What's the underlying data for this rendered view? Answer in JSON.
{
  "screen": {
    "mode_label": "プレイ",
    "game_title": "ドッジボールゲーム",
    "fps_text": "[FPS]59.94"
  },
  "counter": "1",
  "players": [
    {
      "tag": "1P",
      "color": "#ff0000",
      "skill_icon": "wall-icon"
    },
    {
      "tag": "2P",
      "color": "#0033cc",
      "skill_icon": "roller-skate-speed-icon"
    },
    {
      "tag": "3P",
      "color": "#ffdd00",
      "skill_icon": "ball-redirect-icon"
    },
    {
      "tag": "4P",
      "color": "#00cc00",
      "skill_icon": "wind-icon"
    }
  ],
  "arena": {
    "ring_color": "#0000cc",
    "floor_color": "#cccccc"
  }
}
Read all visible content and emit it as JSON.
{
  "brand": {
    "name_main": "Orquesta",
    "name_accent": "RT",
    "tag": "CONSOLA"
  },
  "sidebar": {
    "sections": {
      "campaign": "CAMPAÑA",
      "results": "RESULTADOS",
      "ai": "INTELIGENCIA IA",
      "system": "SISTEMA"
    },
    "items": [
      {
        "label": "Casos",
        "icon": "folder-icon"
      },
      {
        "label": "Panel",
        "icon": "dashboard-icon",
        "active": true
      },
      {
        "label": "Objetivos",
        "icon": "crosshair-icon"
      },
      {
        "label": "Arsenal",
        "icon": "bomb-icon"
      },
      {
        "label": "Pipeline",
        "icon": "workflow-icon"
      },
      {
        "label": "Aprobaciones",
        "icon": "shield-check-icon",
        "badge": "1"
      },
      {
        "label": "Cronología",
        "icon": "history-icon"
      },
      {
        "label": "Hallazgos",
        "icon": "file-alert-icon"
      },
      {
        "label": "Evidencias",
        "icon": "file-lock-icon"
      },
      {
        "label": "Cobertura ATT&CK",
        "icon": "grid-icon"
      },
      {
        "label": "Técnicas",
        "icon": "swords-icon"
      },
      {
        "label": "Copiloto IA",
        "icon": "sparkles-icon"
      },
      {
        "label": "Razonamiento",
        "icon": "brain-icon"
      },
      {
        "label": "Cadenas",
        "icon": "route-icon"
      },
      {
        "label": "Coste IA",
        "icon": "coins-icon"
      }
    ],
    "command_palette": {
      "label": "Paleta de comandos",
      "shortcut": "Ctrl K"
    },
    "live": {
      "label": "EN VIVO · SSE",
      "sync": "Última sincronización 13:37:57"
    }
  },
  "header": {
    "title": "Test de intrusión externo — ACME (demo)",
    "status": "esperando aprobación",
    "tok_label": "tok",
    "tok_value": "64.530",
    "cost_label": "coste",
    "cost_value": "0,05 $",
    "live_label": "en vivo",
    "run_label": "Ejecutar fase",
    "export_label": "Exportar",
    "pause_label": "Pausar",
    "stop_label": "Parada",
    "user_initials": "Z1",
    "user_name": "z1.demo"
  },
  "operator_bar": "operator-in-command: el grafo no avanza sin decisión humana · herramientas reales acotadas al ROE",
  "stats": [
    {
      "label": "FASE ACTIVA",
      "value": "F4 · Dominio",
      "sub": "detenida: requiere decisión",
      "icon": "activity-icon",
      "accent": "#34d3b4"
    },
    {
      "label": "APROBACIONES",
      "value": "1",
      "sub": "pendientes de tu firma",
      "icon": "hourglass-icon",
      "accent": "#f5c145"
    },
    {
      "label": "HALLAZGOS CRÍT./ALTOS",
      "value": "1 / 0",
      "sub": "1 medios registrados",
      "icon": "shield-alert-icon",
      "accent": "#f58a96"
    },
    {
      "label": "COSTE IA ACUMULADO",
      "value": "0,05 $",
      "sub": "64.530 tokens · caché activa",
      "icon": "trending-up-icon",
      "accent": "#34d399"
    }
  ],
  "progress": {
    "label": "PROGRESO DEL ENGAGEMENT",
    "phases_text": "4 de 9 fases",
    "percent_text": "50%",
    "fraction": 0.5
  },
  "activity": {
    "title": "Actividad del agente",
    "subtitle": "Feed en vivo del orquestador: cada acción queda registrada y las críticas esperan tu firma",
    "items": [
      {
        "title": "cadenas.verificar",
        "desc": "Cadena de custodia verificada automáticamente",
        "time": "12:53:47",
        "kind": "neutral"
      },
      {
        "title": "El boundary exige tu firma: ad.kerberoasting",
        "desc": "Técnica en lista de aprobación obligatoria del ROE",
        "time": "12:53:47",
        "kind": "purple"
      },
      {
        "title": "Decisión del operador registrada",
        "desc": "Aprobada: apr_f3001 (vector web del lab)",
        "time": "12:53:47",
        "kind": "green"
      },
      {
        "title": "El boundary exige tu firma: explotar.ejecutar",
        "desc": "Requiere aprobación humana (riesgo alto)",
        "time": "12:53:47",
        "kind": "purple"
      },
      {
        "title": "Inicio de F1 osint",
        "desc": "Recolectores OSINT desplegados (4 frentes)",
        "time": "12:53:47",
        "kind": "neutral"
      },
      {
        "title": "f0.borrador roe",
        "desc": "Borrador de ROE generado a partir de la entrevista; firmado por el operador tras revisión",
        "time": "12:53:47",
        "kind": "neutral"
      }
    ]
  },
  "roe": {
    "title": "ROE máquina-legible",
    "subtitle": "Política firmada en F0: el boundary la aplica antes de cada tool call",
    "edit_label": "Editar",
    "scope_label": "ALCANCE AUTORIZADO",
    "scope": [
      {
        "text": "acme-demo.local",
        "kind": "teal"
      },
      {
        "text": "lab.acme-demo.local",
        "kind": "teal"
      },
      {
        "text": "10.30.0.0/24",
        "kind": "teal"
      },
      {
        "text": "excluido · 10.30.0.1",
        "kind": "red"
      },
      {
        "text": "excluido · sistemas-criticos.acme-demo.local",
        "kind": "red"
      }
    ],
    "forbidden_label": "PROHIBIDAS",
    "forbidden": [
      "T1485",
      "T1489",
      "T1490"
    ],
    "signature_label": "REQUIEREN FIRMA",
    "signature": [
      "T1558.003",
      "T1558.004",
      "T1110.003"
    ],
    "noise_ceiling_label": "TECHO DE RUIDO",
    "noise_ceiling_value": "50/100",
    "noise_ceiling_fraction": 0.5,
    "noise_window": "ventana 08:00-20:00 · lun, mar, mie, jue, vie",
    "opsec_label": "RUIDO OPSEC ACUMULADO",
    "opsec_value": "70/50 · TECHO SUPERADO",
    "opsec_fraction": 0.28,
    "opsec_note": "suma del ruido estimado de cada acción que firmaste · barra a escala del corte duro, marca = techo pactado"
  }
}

Exercise description: Locate the lines above that hold the word "shield". Show every one of them.

Task result:
        "icon": "shield-check-icon",
      "icon": "shield-alert-icon",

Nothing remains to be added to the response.